Exercise:
Look through the lines below and state how many hold the word "users". Write only the number.

[Dataset records]

>>>

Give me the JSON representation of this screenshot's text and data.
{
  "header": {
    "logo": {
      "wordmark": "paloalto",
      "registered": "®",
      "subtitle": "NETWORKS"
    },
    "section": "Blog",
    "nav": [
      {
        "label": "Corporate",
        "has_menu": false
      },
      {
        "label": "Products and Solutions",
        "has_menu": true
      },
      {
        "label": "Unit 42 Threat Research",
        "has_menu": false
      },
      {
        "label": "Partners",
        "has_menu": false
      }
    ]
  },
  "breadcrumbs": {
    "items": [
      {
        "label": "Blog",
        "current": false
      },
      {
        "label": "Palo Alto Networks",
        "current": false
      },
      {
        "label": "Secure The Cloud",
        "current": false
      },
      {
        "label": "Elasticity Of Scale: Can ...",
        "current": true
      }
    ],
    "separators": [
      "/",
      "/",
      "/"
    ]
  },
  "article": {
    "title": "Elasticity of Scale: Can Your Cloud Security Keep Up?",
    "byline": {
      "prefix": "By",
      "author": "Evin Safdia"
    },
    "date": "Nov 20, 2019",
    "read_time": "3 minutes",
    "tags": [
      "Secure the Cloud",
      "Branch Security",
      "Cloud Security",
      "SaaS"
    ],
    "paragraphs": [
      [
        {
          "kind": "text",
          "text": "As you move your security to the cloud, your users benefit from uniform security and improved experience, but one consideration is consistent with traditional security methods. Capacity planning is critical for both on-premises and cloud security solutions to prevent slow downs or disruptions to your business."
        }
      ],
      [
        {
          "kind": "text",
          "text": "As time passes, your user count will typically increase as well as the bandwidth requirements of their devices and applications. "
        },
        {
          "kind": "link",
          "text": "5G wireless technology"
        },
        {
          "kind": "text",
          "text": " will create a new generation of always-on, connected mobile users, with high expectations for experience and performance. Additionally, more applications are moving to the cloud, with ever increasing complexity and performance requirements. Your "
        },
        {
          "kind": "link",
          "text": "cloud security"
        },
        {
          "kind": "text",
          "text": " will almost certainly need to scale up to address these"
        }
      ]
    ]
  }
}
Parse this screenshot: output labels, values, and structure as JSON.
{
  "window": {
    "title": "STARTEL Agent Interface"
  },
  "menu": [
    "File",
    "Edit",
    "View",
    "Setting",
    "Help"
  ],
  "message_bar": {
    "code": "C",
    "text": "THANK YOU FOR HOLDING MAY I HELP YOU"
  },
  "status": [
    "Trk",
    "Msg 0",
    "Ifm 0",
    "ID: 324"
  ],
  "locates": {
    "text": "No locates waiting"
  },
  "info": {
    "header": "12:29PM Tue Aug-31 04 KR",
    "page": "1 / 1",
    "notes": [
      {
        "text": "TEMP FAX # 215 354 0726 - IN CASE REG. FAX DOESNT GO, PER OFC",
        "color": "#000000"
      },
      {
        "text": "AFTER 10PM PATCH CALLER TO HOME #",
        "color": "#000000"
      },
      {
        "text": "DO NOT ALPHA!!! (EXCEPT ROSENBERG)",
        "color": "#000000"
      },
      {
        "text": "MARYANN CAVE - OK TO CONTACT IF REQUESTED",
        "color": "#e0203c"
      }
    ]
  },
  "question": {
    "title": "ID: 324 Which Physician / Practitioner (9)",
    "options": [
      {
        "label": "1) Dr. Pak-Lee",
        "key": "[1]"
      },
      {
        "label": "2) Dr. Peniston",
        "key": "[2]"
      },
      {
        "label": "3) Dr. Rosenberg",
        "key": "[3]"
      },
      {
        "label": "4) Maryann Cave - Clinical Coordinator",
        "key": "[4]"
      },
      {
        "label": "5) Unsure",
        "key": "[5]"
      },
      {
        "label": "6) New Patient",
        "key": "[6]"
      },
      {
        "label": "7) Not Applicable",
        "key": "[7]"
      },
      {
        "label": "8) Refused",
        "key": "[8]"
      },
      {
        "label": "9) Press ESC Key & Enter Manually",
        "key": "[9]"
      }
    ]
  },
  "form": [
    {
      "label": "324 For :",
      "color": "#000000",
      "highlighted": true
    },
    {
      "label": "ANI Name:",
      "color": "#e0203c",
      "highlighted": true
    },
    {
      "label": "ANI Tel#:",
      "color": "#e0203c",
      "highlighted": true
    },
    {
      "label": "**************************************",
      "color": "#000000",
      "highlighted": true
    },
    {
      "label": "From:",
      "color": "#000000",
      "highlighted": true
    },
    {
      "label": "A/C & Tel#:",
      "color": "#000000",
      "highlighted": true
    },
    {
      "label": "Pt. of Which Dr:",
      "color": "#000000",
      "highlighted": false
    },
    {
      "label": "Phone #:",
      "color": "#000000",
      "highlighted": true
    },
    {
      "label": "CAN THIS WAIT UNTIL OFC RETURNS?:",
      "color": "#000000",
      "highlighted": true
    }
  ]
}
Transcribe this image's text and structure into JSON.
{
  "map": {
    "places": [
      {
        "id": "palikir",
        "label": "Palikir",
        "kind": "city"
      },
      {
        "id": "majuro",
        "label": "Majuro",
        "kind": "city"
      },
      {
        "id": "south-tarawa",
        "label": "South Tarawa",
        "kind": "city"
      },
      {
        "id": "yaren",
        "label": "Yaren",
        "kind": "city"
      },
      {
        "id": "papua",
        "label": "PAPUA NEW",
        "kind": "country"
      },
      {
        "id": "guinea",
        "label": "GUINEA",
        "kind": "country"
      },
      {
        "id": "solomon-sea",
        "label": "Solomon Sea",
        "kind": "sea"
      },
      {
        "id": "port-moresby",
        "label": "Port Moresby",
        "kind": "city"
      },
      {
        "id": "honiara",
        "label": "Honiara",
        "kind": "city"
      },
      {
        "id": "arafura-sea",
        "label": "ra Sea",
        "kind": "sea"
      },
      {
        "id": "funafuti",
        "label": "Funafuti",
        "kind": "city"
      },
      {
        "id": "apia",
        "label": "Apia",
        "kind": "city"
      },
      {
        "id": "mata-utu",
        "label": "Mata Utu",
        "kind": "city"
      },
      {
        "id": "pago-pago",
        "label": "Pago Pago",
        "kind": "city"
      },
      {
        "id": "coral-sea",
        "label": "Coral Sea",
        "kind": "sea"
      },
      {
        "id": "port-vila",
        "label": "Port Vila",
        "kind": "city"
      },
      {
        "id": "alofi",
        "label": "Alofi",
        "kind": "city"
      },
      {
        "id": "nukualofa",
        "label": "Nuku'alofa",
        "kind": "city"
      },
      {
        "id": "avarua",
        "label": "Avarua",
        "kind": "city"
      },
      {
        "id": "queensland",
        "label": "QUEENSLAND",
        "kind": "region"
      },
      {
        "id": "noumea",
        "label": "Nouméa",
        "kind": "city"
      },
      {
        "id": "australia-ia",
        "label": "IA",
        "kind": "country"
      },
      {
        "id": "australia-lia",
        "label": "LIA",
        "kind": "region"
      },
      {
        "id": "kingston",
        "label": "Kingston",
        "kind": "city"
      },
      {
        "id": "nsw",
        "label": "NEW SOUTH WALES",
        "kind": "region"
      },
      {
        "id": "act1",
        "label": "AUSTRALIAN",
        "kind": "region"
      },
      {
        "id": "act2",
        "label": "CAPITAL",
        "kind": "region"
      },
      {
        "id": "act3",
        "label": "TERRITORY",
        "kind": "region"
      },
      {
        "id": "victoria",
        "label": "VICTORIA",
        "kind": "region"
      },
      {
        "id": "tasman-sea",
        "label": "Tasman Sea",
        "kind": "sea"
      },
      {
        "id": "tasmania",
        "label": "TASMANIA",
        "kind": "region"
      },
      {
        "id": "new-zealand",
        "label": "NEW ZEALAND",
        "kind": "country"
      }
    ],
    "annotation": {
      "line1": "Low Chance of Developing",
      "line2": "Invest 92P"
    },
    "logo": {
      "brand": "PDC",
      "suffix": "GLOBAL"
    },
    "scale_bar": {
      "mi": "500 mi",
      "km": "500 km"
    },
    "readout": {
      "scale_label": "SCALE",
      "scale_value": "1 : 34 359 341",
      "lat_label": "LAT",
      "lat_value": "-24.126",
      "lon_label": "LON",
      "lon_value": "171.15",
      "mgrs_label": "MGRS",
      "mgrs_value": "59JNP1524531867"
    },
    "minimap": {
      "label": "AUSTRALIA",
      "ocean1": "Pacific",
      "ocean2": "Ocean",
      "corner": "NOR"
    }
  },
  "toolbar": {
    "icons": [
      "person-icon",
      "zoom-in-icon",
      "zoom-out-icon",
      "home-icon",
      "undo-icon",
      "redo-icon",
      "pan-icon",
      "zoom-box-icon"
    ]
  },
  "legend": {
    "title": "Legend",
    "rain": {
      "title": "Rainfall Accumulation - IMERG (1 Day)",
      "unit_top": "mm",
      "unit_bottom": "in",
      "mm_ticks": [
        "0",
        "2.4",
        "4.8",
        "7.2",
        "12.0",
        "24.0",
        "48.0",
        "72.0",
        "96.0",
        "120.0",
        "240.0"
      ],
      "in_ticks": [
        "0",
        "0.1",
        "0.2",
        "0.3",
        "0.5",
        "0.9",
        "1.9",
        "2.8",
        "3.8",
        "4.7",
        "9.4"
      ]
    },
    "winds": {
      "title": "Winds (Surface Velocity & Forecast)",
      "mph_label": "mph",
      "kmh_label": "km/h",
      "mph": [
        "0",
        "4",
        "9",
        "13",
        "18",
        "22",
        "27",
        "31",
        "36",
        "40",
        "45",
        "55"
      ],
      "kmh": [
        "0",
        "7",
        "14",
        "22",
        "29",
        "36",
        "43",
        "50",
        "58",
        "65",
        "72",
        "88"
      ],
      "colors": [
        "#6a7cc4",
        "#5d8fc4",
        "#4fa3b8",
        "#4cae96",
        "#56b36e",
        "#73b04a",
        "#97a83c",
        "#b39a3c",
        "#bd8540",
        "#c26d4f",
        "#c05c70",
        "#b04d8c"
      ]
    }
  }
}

<<<

Output of the exercise:
2